• **EXERCISE PROMPT**
Copy every line, leaving nothing out and adding nothing.

•••••

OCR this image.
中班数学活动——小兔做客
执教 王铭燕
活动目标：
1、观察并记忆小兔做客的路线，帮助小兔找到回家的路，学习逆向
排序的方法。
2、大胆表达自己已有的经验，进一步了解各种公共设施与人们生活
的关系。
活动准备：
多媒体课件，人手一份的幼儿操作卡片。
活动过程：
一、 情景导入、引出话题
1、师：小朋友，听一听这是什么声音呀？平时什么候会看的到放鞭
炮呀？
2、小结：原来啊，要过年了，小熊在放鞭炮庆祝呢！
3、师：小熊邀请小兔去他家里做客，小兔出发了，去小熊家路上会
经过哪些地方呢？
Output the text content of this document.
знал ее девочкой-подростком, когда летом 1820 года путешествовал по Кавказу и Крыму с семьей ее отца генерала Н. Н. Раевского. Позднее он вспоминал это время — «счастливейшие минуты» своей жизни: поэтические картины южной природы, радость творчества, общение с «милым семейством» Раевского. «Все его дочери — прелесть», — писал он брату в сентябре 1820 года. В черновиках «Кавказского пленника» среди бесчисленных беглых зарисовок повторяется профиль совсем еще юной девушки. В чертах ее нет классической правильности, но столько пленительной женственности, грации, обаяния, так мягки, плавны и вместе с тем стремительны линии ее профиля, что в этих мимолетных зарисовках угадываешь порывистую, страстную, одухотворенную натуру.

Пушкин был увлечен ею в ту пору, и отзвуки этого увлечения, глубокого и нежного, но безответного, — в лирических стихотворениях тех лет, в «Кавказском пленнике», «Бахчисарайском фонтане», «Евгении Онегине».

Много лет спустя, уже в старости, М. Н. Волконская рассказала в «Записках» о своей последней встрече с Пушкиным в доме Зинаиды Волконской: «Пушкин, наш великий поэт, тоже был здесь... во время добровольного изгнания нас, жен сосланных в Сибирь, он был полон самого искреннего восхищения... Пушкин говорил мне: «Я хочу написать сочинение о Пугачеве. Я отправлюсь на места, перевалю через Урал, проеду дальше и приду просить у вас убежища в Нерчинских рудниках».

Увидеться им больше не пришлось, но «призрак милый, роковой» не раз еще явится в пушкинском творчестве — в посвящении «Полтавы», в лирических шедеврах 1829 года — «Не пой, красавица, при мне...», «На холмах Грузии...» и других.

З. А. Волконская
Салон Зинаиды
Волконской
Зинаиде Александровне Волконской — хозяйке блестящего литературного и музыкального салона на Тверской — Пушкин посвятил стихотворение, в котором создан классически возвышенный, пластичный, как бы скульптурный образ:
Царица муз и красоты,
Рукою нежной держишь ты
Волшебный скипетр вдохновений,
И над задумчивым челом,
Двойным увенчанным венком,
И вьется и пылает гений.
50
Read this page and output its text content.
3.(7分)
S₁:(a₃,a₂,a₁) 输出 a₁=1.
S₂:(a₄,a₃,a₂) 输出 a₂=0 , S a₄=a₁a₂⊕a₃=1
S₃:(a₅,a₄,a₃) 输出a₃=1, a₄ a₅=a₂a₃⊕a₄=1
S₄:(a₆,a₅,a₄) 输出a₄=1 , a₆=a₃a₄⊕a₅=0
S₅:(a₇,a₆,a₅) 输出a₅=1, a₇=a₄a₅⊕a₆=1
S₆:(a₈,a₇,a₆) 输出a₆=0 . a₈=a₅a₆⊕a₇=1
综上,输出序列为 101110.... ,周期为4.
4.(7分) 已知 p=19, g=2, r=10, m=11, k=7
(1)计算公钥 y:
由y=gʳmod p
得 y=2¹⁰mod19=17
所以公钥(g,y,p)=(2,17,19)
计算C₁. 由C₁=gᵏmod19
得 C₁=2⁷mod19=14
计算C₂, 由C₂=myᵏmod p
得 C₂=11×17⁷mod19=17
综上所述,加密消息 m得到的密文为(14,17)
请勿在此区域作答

•••••

• **PROBLEM SOLUTION**
OCR this image.
中班数学活动——小兔做客
执教 王铭燕
活动目标：
1、观察并记忆小兔做客的路线，帮助小兔找到回家的路，学习逆向
排序的方法。
2、大胆表达自己已有的经验，进一步了解各种公共设施与人们生活
的关系。
活动准备：
多媒体课件，人手一份的幼儿操作卡片。
活动过程：
一、 情景导入、引出话题
1、师：小朋友，听一听这是什么声音呀？平时什么候会看的到放鞭
炮呀？
2、小结：原来啊，要过年了，小熊在放鞭炮庆祝呢！
3、师：小熊邀请小兔去他家里做客，小兔出发了，去小熊家路上会
经过哪些地方呢？
Output the text content of this document.
знал ее девочкой-подростком, когда летом 1820 года путешествовал по Кавказу и Крыму с семьей ее отца генерала Н. Н. Раевского. Позднее он вспоминал это время — «счастливейшие минуты» своей жизни: поэтические картины южной природы, радость творчества, общение с «милым семейством» Раевского. «Все его дочери — прелесть», — писал он брату в сентябре 1820 года. В черновиках «Кавказского пленника» среди бесчисленных беглых зарисовок повторяется профиль совсем еще юной девушки. В чертах ее нет классической правильности, но столько пленительной женственности, грации, обаяния, так мягки, плавны и вместе с тем стремительны линии ее профиля, что в этих мимолетных зарисовках угадываешь порывистую, страстную, одухотворенную натуру.

Пушкин был увлечен ею в ту пору, и отзвуки этого увлечения, глубокого и нежного, но безответного, — в лирических стихотворениях тех лет, в «Кавказском пленнике», «Бахчисарайском фонтане», «Евгении Онегине».

Много лет спустя, уже в старости, М. Н. Волконская рассказала в «Записках» о своей последней встрече с Пушкиным в доме Зинаиды Волконской: «Пушкин, наш великий поэт, тоже был здесь... во время добровольного изгнания нас, жен сосланных в Сибирь, он был полон самого искреннего восхищения... Пушкин говорил мне: «Я хочу написать сочинение о Пугачеве. Я отправлюсь на места, перевалю через Урал, проеду дальше и приду просить у вас убежища в Нерчинских рудниках».

Увидеться им больше не пришлось, но «призрак милый, роковой» не раз еще явится в пушкинском творчестве — в посвящении «Полтавы», в лирических шедеврах 1829 года — «Не пой, красавица, при мне...», «На холмах Грузии...» и других.

З. А. Волконская
Салон Зинаиды
Волконской
Зинаиде Александровне Волконской — хозяйке блестящего литературного и музыкального салона на Тверской — Пушкин посвятил стихотворение, в котором создан классически возвышенный, пластичный, как бы скульптурный образ:
Царица муз и красоты,
Рукою нежной держишь ты
Волшебный скипетр вдохновений,
И над задумчивым челом,
Двойным увенчанным венком,
И вьется и пылает гений.
50
Read this page and output its text content.
3.(7分)
S₁:(a₃,a₂,a₁) 输出 a₁=1.
S₂:(a₄,a₃,a₂) 输出 a₂=0 , S a₄=a₁a₂⊕a₃=1
S₃:(a₅,a₄,a₃) 输出a₃=1, a₄ a₅=a₂a₃⊕a₄=1
S₄:(a₆,a₅,a₄) 输出a₄=1 , a₆=a₃a₄⊕a₅=0
S₅:(a₇,a₆,a₅) 输出a₅=1, a₇=a₄a₅⊕a₆=1
S₆:(a₈,a₇,a₆) 输出a₆=0 . a₈=a₅a₆⊕a₇=1
综上,输出序列为 101110.... ,周期为4.
4.(7分) 已知 p=19, g=2, r=10, m=11, k=7
(1)计算公钥 y:
由y=gʳmod p
得 y=2¹⁰mod19=17
所以公钥(g,y,p)=(2,17,19)
计算C₁. 由C₁=gᵏmod19
得 C₁=2⁷mod19=14
计算C₂, 由C₂=myᵏmod p
得 C₂=11×17⁷mod19=17
综上所述,加密消息 m得到的密文为(14,17)
请勿在此区域作答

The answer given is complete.